Exercise: Pull out from the material below all lines with "dari".

──────── Entries shown

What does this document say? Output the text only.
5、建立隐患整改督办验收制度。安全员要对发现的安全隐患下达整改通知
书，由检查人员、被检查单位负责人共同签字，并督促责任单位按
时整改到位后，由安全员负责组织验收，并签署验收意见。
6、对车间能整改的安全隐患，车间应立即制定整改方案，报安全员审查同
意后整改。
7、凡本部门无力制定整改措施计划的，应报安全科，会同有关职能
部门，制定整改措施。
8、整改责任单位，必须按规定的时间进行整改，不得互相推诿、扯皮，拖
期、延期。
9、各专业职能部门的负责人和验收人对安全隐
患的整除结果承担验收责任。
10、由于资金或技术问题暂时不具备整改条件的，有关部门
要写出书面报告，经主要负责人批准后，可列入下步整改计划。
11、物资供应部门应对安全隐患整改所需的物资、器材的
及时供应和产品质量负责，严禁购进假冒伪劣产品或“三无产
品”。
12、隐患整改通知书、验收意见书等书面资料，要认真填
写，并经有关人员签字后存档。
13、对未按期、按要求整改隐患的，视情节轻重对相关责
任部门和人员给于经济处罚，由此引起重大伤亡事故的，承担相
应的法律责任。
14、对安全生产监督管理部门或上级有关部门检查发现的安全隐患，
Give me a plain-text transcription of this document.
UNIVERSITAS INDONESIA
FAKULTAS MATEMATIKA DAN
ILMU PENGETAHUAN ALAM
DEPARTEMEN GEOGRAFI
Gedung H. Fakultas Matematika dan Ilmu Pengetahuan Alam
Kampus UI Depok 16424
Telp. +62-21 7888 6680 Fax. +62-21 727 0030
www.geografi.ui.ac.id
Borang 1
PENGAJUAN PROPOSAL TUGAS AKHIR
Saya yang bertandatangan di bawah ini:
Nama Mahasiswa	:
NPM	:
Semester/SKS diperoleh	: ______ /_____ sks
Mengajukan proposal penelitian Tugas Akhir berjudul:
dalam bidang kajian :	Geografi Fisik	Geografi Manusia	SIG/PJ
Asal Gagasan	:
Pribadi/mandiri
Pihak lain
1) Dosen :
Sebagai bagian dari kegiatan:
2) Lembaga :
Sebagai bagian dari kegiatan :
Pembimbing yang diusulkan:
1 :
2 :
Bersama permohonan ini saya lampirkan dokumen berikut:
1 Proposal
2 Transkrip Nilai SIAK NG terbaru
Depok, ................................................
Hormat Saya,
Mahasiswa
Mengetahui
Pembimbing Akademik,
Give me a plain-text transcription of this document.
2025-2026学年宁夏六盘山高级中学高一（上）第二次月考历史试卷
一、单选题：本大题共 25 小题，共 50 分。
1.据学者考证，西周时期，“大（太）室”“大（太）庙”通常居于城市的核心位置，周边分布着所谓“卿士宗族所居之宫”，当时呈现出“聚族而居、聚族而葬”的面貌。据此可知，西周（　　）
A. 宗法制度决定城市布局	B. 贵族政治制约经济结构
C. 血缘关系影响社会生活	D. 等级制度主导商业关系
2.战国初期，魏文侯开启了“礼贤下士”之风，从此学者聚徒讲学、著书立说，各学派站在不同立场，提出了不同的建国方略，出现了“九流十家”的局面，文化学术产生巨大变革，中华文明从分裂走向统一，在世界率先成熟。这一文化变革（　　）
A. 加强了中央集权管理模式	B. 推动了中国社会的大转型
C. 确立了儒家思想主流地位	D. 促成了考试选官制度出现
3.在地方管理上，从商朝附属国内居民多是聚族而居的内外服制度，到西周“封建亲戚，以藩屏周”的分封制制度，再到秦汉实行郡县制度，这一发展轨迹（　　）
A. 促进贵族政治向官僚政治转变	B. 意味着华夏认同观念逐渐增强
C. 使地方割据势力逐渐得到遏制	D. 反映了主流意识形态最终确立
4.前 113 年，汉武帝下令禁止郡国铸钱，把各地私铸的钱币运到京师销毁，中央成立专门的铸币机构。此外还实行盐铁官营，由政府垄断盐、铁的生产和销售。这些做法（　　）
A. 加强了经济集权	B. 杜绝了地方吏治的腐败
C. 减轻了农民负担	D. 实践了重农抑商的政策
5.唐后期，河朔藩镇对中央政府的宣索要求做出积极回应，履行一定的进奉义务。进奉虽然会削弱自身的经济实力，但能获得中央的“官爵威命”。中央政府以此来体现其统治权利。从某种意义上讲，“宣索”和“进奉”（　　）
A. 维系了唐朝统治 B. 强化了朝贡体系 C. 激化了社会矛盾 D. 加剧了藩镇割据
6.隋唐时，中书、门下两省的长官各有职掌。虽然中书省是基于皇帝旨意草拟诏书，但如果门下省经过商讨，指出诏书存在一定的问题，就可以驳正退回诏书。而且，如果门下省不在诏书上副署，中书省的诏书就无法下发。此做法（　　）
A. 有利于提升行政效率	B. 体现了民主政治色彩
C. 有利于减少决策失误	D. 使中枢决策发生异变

────────────────

Finished answer:
Sebagai bagian dari kegiatan:
Sebagai bagian dari kegiatan :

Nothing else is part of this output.